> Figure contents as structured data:
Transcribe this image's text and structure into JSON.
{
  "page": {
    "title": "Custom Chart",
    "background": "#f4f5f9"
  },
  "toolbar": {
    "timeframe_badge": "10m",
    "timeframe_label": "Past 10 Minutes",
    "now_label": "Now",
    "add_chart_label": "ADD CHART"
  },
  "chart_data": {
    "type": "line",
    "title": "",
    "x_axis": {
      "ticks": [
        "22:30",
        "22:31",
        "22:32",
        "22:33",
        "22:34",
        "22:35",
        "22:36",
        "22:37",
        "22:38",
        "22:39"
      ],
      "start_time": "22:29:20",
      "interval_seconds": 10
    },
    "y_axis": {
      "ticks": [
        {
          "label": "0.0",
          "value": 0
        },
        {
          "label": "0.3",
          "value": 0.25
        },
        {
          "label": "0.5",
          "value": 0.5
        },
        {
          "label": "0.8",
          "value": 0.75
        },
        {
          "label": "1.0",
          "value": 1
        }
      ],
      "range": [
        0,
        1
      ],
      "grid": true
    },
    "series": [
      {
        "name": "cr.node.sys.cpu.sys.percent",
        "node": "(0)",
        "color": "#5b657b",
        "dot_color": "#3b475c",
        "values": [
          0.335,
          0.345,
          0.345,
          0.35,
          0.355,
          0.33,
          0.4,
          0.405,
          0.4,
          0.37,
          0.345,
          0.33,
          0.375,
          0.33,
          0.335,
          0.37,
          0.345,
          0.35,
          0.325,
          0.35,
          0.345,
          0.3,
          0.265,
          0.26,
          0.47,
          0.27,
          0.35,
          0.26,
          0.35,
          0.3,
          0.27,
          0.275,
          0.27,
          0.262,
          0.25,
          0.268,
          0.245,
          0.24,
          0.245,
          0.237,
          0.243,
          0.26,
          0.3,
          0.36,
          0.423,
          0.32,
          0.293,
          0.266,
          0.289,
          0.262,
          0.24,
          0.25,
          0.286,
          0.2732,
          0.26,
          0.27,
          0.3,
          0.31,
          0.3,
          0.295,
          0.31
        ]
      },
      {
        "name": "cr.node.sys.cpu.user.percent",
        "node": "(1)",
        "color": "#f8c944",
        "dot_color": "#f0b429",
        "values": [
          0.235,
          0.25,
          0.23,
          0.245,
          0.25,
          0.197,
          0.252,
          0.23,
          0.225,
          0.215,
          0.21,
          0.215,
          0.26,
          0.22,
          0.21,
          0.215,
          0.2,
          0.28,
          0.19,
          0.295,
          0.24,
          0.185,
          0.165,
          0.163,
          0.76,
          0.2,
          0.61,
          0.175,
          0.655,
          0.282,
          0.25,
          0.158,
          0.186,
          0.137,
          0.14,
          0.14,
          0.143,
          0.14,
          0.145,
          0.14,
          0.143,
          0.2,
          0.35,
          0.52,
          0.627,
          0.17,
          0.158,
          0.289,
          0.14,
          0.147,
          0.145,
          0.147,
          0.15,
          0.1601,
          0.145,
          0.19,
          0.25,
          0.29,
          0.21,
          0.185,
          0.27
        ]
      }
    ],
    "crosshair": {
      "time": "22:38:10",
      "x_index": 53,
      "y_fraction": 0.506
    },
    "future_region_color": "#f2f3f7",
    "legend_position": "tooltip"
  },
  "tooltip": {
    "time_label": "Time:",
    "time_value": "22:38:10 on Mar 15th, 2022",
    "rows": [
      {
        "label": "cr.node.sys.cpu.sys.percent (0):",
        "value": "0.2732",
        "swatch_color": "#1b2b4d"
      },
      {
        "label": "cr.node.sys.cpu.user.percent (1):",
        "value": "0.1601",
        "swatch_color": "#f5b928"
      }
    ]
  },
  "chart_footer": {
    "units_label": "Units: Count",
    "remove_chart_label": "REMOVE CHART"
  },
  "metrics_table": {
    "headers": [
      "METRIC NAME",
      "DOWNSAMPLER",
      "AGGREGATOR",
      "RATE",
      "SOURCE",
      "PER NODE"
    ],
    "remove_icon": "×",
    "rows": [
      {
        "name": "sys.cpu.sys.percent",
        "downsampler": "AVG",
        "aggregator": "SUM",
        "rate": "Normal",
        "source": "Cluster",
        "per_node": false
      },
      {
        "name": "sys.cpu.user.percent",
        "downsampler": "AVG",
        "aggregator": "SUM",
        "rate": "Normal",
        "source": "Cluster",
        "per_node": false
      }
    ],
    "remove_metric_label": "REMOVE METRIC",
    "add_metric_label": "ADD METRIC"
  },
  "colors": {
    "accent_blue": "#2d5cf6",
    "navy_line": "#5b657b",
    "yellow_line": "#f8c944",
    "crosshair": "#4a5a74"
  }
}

> TASK:
Your task is to quote all of the data word for word.

> FULL SOLUTION:
Transcribe this image's text and structure into JSON.
{
  "page": {
    "title": "Custom Chart",
    "background": "#f4f5f9"
  },
  "toolbar": {
    "timeframe_badge": "10m",
    "timeframe_label": "Past 10 Minutes",
    "now_label": "Now",
    "add_chart_label": "ADD CHART"
  },
  "chart_data": {
    "type": "line",
    "title": "",
    "x_axis": {
      "ticks": [
        "22:30",
        "22:31",
        "22:32",
        "22:33",
        "22:34",
        "22:35",
        "22:36",
        "22:37",
        "22:38",
        "22:39"
      ],
      "start_time": "22:29:20",
      "interval_seconds": 10
    },
    "y_axis": {
      "ticks": [
        {
          "label": "0.0",
          "value": 0
        },
        {
          "label": "0.3",
          "value": 0.25
        },
        {
          "label": "0.5",
          "value": 0.5
        },
        {
          "label": "0.8",
          "value": 0.75
        },
        {
          "label": "1.0",
          "value": 1
        }
      ],
      "range": [
        0,
        1
      ],
      "grid": true
    },
    "series": [
      {
        "name": "cr.node.sys.cpu.sys.percent",
        "node": "(0)",
        "color": "#5b657b",
        "dot_color": "#3b475c",
        "values": [
          0.335,
          0.345,
          0.345,
          0.35,
          0.355,
          0.33,
          0.4,
          0.405,
          0.4,
          0.37,
          0.345,
          0.33,
          0.375,
          0.33,
          0.335,
          0.37,
          0.345,
          0.35,
          0.325,
          0.35,
          0.345,
          0.3,
          0.265,
          0.26,
          0.47,
          0.27,
          0.35,
          0.26,
          0.35,
          0.3,
          0.27,
          0.275,
          0.27,
          0.262,
          0.25,
          0.268,
          0.245,
          0.24,
          0.245,
          0.237,
          0.243,
          0.26,
          0.3,
          0.36,
          0.423,
          0.32,
          0.293,
          0.266,
          0.289,
          0.262,
          0.24,
          0.25,
          0.286,
          0.2732,
          0.26,
          0.27,
          0.3,
          0.31,
          0.3,
          0.295,
          0.31
        ]
      },
      {
        "name": "cr.node.sys.cpu.user.percent",
        "node": "(1)",
        "color": "#f8c944",
        "dot_color": "#f0b429",
        "values": [
          0.235,
          0.25,
          0.23,
          0.245,
          0.25,
          0.197,
          0.252,
          0.23,
          0.225,
          0.215,
          0.21,
          0.215,
          0.26,
          0.22,
          0.21,
          0.215,
          0.2,
          0.28,
          0.19,
          0.295,
          0.24,
          0.185,
          0.165,
          0.163,
          0.76,
          0.2,
          0.61,
          0.175,
          0.655,
          0.282,
          0.25,
          0.158,
          0.186,
          0.137,
          0.14,
          0.14,
          0.143,
          0.14,
          0.145,
          0.14,
          0.143,
          0.2,
          0.35,
          0.52,
          0.627,
          0.17,
          0.158,
          0.289,
          0.14,
          0.147,
          0.145,
          0.147,
          0.15,
          0.1601,
          0.145,
          0.19,
          0.25,
          0.29,
          0.21,
          0.185,
          0.27
        ]
      }
    ],
    "crosshair": {
      "time": "22:38:10",
      "x_index": 53,
      "y_fraction": 0.506
    },
    "future_region_color": "#f2f3f7",
    "legend_position": "tooltip"
  },
  "tooltip": {
    "time_label": "Time:",
    "time_value": "22:38:10 on Mar 15th, 2022",
    "rows": [
      {
        "label": "cr.node.sys.cpu.sys.percent (0):",
        "value": "0.2732",
        "swatch_color": "#1b2b4d"
      },
      {
        "label": "cr.node.sys.cpu.user.percent (1):",
        "value": "0.1601",
        "swatch_color": "#f5b928"
      }
    ]
  },
  "chart_footer": {
    "units_label": "Units: Count",
    "remove_chart_label": "REMOVE CHART"
  },
  "metrics_table": {
    "headers": [
      "METRIC NAME",
      "DOWNSAMPLER",
      "AGGREGATOR",
      "RATE",
      "SOURCE",
      "PER NODE"
    ],
    "remove_icon": "×",
    "rows": [
      {
        "name": "sys.cpu.sys.percent",
        "downsampler": "AVG",
        "aggregator": "SUM",
        "rate": "Normal",
        "source": "Cluster",
        "per_node": false
      },
      {
        "name": "sys.cpu.user.percent",
        "downsampler": "AVG",
        "aggregator": "SUM",
        "rate": "Normal",
        "source": "Cluster",
        "per_node": false
      }
    ],
    "remove_metric_label": "REMOVE METRIC",
    "add_metric_label": "ADD METRIC"
  },
  "colors": {
    "accent_blue": "#2d5cf6",
    "navy_line": "#5b657b",
    "yellow_line": "#f8c944",
    "crosshair": "#4a5a74"
  }
}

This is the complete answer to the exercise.